Start
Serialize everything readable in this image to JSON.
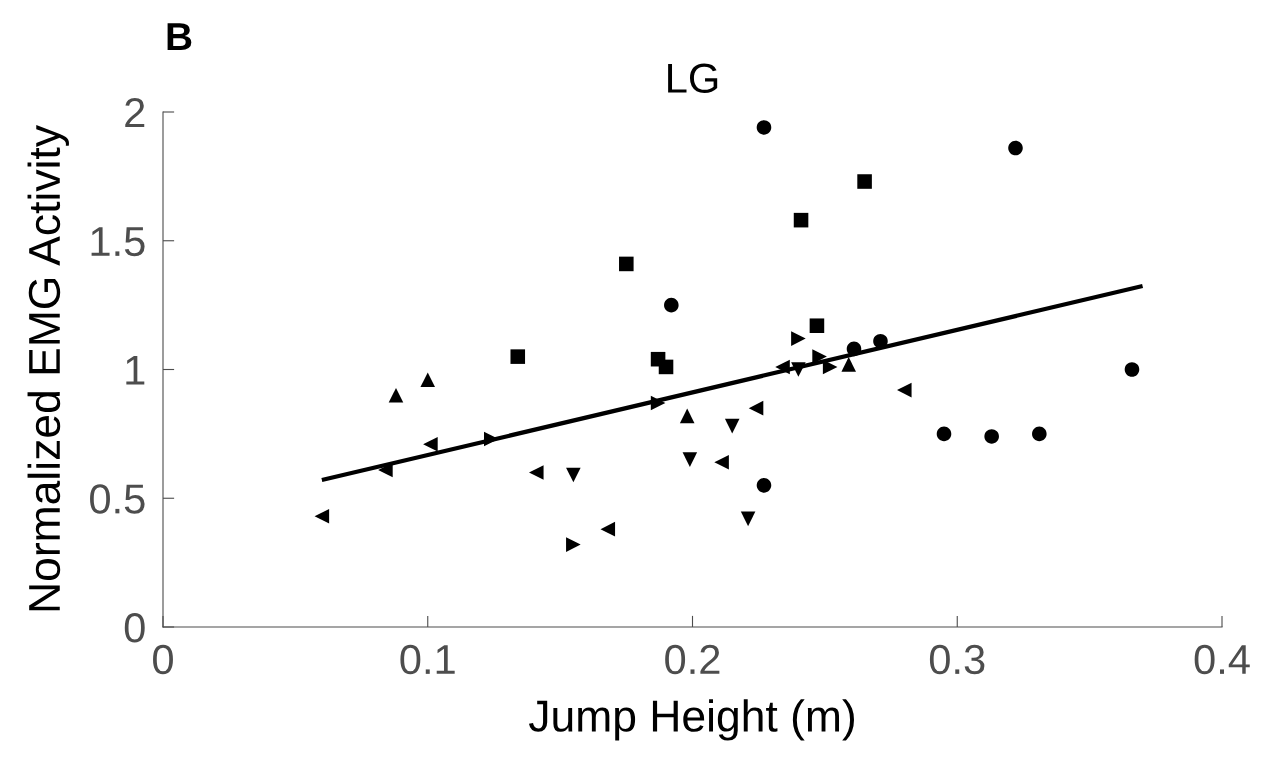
{
  "chart_data": {
    "type": "scatter",
    "title": "LG",
    "xlabel": "Jump Height (m)",
    "ylabel": "Normalized EMG Activity",
    "annotations": [
      "B"
    ],
    "xlim": [
      0,
      0.4
    ],
    "ylim": [
      0,
      2
    ],
    "xticks": [
      0,
      0.1,
      0.2,
      0.3,
      0.4
    ],
    "yticks": [
      0,
      0.5,
      1,
      1.5,
      2
    ],
    "grid": false,
    "legend": false,
    "series": [
      {
        "color": "#000000",
        "marker": "circle",
        "x": [
          0.227,
          0.322,
          0.192,
          0.261,
          0.271,
          0.366,
          0.295,
          0.313,
          0.331,
          0.227
        ],
        "values": [
          1.94,
          1.86,
          1.25,
          1.08,
          1.11,
          1.0,
          0.75,
          0.74,
          0.75,
          0.55
        ]
      },
      {
        "color": "#000000",
        "marker": "square",
        "x": [
          0.134,
          0.175,
          0.187,
          0.19,
          0.241,
          0.265,
          0.247
        ],
        "values": [
          1.05,
          1.41,
          1.04,
          1.01,
          1.58,
          1.73,
          1.17
        ]
      },
      {
        "color": "#000000",
        "marker": "triangle-up",
        "x": [
          0.088,
          0.1,
          0.198,
          0.259
        ],
        "values": [
          0.9,
          0.96,
          0.82,
          1.02
        ]
      },
      {
        "color": "#000000",
        "marker": "triangle-down",
        "x": [
          0.155,
          0.199,
          0.215,
          0.221,
          0.24
        ],
        "values": [
          0.59,
          0.65,
          0.78,
          0.42,
          1.0
        ]
      },
      {
        "color": "#000000",
        "marker": "triangle-left",
        "x": [
          0.06,
          0.084,
          0.101,
          0.141,
          0.168,
          0.211,
          0.224,
          0.234,
          0.28
        ],
        "values": [
          0.43,
          0.61,
          0.71,
          0.6,
          0.38,
          0.64,
          0.85,
          1.01,
          0.92
        ]
      },
      {
        "color": "#000000",
        "marker": "triangle-right",
        "x": [
          0.124,
          0.187,
          0.155,
          0.24,
          0.248,
          0.252
        ],
        "values": [
          0.73,
          0.87,
          0.32,
          1.12,
          1.05,
          1.01
        ]
      },
      {
        "type": "line",
        "color": "#000000",
        "line_style": "solid",
        "marker": "none",
        "x": [
          0.06,
          0.37
        ],
        "values": [
          0.571,
          1.324
        ]
      }
    ]
  }
}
End
WORK TO BE COMPLETED:
Reproduce the material above in full, exactly, with no images.

OUTPUT:
Serialize everything readable in this image to JSON.
{
  "chart_data": {
    "type": "scatter",
    "title": "LG",
    "xlabel": "Jump Height (m)",
    "ylabel": "Normalized EMG Activity",
    "annotations": [
      "B"
    ],
    "xlim": [
      0,
      0.4
    ],
    "ylim": [
      0,
      2
    ],
    "xticks": [
      0,
      0.1,
      0.2,
      0.3,
      0.4
    ],
    "yticks": [
      0,
      0.5,
      1,
      1.5,
      2
    ],
    "grid": false,
    "legend": false,
    "series": [
      {
        "color": "#000000",
        "marker": "circle",
        "x": [
          0.227,
          0.322,
          0.192,
          0.261,
          0.271,
          0.366,
          0.295,
          0.313,
          0.331,
          0.227
        ],
        "values": [
          1.94,
          1.86,
          1.25,
          1.08,
          1.11,
          1.0,
          0.75,
          0.74,
          0.75,
          0.55
        ]
      },
      {
        "color": "#000000",
        "marker": "square",
        "x": [
          0.134,
          0.175,
          0.187,
          0.19,
          0.241,
          0.265,
          0.247
        ],
        "values": [
          1.05,
          1.41,
          1.04,
          1.01,
          1.58,
          1.73,
          1.17
        ]
      },
      {
        "color": "#000000",
        "marker": "triangle-up",
        "x": [
          0.088,
          0.1,
          0.198,
          0.259
        ],
        "values": [
          0.9,
          0.96,
          0.82,
          1.02
        ]
      },
      {
        "color": "#000000",
        "marker": "triangle-down",
        "x": [
          0.155,
          0.199,
          0.215,
          0.221,
          0.24
        ],
        "values": [
          0.59,
          0.65,
          0.78,
          0.42,
          1.0
        ]
      },
      {
        "color": "#000000",
        "marker": "triangle-left",
        "x": [
          0.06,
          0.084,
          0.101,
          0.141,
          0.168,
          0.211,
          0.224,
          0.234,
          0.28
        ],
        "values": [
          0.43,
          0.61,
          0.71,
          0.6,
          0.38,
          0.64,
          0.85,
          1.01,
          0.92
        ]
      },
      {
        "color": "#000000",
        "marker": "triangle-right",
        "x": [
          0.124,
          0.187,
          0.155,
          0.24,
          0.248,
          0.252
        ],
        "values": [
          0.73,
          0.87,
          0.32,
          1.12,
          1.05,
          1.01
        ]
      },
      {
        "type": "line",
        "color": "#000000",
        "line_style": "solid",
        "marker": "none",
        "x": [
          0.06,
          0.37
        ],
        "values": [
          0.571,
          1.324
        ]
      }
    ]
  }
}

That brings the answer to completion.